> [TO BE DONE]:
Provide the records once more, identical to the original.

(Saved entries)
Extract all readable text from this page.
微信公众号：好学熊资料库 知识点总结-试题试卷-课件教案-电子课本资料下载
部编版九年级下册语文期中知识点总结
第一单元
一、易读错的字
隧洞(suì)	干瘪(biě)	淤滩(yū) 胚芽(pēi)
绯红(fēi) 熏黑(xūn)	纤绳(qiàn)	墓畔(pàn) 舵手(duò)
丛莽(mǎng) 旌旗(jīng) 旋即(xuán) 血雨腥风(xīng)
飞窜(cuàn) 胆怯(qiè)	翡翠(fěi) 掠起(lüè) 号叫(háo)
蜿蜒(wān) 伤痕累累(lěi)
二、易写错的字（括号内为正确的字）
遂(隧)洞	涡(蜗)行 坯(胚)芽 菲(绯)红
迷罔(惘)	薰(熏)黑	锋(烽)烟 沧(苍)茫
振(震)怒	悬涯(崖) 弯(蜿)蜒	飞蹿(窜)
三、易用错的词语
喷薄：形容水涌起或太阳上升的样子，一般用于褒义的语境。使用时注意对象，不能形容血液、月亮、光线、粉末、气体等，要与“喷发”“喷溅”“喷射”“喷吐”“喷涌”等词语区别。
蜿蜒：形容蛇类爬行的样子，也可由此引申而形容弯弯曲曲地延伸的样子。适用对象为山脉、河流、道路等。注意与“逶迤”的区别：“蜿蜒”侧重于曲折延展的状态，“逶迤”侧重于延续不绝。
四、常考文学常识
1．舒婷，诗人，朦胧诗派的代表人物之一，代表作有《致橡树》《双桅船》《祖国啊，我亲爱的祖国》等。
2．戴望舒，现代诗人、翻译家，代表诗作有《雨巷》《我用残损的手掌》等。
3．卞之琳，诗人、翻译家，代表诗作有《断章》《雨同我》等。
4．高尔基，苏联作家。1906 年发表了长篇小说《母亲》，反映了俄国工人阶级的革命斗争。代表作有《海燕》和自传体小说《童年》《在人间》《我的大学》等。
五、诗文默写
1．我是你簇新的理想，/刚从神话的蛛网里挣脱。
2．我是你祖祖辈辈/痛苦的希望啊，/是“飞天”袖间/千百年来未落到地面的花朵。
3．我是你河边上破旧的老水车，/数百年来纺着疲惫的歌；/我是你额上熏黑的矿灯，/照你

> [RESPONSE]:
Extract all readable text from this page.
微信公众号：好学熊资料库 知识点总结-试题试卷-课件教案-电子课本资料下载
部编版九年级下册语文期中知识点总结
第一单元
一、易读错的字
隧洞(suì)	干瘪(biě)	淤滩(yū) 胚芽(pēi)
绯红(fēi) 熏黑(xūn)	纤绳(qiàn)	墓畔(pàn) 舵手(duò)
丛莽(mǎng) 旌旗(jīng) 旋即(xuán) 血雨腥风(xīng)
飞窜(cuàn) 胆怯(qiè)	翡翠(fěi) 掠起(lüè) 号叫(háo)
蜿蜒(wān) 伤痕累累(lěi)
二、易写错的字（括号内为正确的字）
遂(隧)洞	涡(蜗)行 坯(胚)芽 菲(绯)红
迷罔(惘)	薰(熏)黑	锋(烽)烟 沧(苍)茫
振(震)怒	悬涯(崖) 弯(蜿)蜒	飞蹿(窜)
三、易用错的词语
喷薄：形容水涌起或太阳上升的样子，一般用于褒义的语境。使用时注意对象，不能形容血液、月亮、光线、粉末、气体等，要与“喷发”“喷溅”“喷射”“喷吐”“喷涌”等词语区别。
蜿蜒：形容蛇类爬行的样子，也可由此引申而形容弯弯曲曲地延伸的样子。适用对象为山脉、河流、道路等。注意与“逶迤”的区别：“蜿蜒”侧重于曲折延展的状态，“逶迤”侧重于延续不绝。
四、常考文学常识
1．舒婷，诗人，朦胧诗派的代表人物之一，代表作有《致橡树》《双桅船》《祖国啊，我亲爱的祖国》等。
2．戴望舒，现代诗人、翻译家，代表诗作有《雨巷》《我用残损的手掌》等。
3．卞之琳，诗人、翻译家，代表诗作有《断章》《雨同我》等。
4．高尔基，苏联作家。1906 年发表了长篇小说《母亲》，反映了俄国工人阶级的革命斗争。代表作有《海燕》和自传体小说《童年》《在人间》《我的大学》等。
五、诗文默写
1．我是你簇新的理想，/刚从神话的蛛网里挣脱。
2．我是你祖祖辈辈/痛苦的希望啊，/是“飞天”袖间/千百年来未落到地面的花朵。
3．我是你河边上破旧的老水车，/数百年来纺着疲惫的歌；/我是你额上熏黑的矿灯，/照你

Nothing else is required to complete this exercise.